* Begin *

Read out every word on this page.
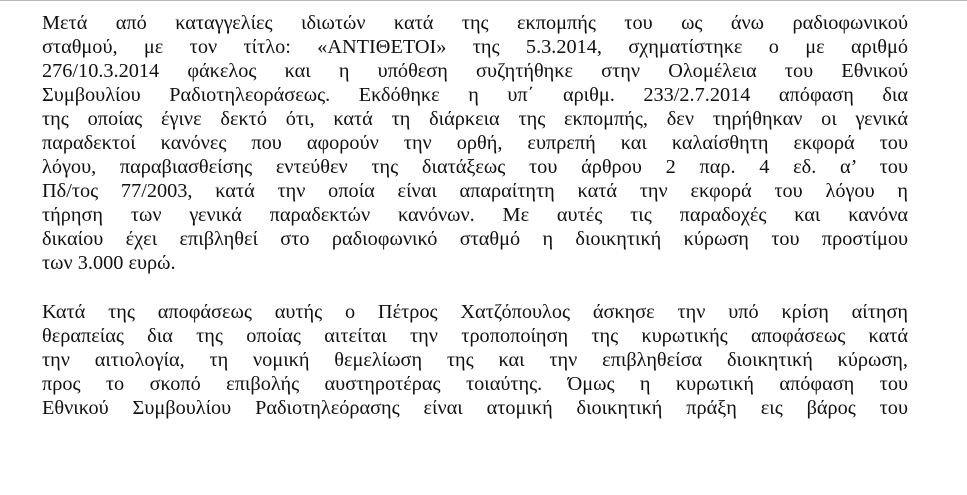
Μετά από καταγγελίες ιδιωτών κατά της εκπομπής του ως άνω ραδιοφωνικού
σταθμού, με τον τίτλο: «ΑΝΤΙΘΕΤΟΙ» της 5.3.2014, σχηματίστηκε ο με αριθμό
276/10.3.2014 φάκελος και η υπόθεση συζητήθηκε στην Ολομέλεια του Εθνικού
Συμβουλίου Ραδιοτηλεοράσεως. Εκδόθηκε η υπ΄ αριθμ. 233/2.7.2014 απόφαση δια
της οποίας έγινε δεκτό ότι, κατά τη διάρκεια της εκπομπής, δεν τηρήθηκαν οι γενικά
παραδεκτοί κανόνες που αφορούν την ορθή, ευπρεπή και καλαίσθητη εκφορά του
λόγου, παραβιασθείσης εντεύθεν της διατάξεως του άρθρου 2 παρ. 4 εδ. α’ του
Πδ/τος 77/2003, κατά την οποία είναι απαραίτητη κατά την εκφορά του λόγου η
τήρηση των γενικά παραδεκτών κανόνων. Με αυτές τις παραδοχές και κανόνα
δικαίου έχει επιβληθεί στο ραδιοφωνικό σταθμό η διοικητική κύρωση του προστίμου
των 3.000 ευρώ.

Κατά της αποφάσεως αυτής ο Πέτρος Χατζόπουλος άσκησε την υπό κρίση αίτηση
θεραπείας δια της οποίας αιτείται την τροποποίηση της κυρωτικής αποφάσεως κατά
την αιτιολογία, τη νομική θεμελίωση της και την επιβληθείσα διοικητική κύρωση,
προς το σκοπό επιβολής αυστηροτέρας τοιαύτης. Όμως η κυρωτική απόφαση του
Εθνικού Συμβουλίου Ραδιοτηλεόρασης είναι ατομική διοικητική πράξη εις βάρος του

* End *

Look through the entries above; copy every line holding the string "αποφάσεως".

Κατά της αποφάσεως αυτής ο Πέτρος Χατζόπουλος άσκησε την υπό κρίση αίτηση
θεραπείας δια της οποίας αιτείται την τροποποίηση της κυρωτικής αποφάσεως κατά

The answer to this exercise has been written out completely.